>> Start DATA FOR THIS EXERCISE

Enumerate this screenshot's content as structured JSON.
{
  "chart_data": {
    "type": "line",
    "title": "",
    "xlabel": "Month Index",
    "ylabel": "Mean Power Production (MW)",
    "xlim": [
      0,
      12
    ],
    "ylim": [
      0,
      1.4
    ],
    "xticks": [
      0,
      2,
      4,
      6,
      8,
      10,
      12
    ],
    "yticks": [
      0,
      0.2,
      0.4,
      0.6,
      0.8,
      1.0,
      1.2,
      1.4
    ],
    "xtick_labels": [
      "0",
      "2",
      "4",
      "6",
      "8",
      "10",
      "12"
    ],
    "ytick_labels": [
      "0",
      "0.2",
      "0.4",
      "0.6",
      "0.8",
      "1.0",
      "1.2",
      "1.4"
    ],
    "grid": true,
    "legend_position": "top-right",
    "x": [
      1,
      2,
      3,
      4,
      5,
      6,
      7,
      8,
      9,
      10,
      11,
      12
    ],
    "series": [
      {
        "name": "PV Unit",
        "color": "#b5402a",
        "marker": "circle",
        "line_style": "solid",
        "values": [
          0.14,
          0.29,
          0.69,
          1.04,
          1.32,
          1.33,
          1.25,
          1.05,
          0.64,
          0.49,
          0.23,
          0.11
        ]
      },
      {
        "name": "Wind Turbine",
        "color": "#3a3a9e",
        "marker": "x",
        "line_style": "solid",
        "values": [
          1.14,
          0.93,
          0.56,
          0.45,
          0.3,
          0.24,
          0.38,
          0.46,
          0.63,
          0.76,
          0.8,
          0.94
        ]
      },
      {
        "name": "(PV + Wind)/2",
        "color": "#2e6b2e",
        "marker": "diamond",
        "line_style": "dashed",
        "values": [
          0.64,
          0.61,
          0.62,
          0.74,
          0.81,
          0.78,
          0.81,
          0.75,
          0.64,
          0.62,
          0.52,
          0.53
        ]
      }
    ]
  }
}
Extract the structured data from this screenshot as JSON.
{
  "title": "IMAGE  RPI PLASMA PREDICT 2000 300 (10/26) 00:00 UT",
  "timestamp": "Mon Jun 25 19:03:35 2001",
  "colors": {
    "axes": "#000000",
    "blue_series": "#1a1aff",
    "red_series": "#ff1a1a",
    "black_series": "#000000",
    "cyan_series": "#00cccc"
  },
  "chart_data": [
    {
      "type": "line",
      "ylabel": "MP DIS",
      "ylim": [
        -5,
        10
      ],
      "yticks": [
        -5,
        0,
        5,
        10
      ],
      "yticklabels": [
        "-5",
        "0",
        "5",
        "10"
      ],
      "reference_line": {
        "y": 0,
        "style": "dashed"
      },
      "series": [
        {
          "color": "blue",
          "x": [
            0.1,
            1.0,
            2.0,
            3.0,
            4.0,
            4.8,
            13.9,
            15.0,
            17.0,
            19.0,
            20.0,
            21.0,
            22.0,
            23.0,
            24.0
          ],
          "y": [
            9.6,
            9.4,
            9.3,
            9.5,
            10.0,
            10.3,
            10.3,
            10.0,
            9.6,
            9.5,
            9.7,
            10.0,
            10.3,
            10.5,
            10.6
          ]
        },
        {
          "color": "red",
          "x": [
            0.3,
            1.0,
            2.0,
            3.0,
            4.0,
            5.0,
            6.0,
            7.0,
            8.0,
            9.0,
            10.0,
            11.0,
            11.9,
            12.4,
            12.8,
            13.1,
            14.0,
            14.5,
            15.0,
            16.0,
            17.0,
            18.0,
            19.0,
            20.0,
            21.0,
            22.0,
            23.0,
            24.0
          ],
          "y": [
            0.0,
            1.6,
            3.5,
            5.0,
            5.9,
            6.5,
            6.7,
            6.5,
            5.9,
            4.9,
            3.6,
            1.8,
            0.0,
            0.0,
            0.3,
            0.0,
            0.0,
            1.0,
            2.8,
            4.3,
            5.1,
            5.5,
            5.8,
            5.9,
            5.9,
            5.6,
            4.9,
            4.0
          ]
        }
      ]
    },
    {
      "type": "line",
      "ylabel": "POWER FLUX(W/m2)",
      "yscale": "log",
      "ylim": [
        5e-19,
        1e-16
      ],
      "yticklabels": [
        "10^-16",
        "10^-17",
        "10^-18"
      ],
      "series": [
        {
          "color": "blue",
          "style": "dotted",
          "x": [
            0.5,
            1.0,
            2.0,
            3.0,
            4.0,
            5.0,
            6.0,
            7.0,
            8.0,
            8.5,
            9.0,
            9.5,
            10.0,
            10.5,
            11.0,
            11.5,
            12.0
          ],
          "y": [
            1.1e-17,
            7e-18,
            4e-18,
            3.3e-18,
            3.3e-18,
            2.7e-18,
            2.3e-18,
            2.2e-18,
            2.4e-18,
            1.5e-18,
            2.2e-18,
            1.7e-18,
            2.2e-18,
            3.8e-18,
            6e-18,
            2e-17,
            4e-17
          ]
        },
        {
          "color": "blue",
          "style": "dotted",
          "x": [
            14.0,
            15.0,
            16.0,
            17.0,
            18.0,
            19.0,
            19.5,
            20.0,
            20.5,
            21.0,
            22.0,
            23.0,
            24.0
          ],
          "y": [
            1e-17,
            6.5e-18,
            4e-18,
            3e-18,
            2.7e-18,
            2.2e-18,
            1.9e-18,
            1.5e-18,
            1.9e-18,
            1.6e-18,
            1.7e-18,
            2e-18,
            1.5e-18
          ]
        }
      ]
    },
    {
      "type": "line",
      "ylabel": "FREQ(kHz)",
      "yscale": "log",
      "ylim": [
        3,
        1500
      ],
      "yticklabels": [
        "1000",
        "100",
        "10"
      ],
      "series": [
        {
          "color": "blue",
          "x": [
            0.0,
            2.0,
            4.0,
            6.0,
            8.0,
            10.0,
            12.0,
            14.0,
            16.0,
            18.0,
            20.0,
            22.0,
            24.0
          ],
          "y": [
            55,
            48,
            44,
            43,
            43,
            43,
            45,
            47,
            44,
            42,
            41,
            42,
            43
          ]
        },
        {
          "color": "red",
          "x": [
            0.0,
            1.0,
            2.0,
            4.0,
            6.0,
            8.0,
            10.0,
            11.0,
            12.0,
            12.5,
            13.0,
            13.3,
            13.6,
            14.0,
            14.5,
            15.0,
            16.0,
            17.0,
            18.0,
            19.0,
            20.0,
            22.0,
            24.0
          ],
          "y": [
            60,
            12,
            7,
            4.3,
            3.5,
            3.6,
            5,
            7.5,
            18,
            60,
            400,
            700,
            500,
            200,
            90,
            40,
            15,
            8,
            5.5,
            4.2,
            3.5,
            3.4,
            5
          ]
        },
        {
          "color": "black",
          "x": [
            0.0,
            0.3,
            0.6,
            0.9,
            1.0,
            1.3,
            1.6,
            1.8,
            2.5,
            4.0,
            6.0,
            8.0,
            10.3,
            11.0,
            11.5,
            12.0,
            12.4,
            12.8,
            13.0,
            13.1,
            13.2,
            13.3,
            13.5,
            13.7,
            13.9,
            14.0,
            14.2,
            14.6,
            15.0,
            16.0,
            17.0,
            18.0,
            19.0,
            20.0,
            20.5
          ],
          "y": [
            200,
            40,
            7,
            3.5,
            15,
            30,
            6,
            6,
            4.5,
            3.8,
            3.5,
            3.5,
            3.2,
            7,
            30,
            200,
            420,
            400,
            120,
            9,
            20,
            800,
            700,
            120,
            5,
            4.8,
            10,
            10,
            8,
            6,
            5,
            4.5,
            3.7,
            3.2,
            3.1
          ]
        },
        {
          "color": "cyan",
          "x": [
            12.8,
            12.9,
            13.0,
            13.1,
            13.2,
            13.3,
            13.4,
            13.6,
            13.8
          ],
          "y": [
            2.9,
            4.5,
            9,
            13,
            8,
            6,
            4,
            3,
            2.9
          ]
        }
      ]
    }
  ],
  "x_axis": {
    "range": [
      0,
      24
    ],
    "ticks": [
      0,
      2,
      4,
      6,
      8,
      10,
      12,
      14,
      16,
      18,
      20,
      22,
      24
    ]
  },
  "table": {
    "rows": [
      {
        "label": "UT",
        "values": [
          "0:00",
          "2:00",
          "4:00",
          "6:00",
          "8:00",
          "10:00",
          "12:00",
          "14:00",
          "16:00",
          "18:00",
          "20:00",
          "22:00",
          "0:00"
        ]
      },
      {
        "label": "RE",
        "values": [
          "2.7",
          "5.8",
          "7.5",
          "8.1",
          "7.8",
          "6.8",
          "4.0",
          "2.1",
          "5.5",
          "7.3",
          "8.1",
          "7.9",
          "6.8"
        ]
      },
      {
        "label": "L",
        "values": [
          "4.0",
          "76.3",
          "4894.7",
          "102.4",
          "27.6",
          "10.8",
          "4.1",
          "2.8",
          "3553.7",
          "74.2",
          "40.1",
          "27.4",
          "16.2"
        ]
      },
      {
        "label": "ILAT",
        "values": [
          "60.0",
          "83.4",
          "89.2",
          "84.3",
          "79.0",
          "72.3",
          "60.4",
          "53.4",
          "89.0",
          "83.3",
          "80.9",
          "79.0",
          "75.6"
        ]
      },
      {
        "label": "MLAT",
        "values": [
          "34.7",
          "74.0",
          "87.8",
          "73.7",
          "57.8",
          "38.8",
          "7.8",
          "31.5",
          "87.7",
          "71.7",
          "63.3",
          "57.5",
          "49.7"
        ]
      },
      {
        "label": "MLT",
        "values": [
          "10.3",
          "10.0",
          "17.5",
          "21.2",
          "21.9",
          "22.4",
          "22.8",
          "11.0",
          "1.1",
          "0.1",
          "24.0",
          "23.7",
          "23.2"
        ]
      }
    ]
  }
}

>> End DATA FOR THIS EXERCISE

Check every line of the data above for the string "screenshot", and copy those that have it.

▸ SOLUTION BELOW
Enumerate this screenshot's content as structured JSON.
Extract the structured data from this screenshot as JSON.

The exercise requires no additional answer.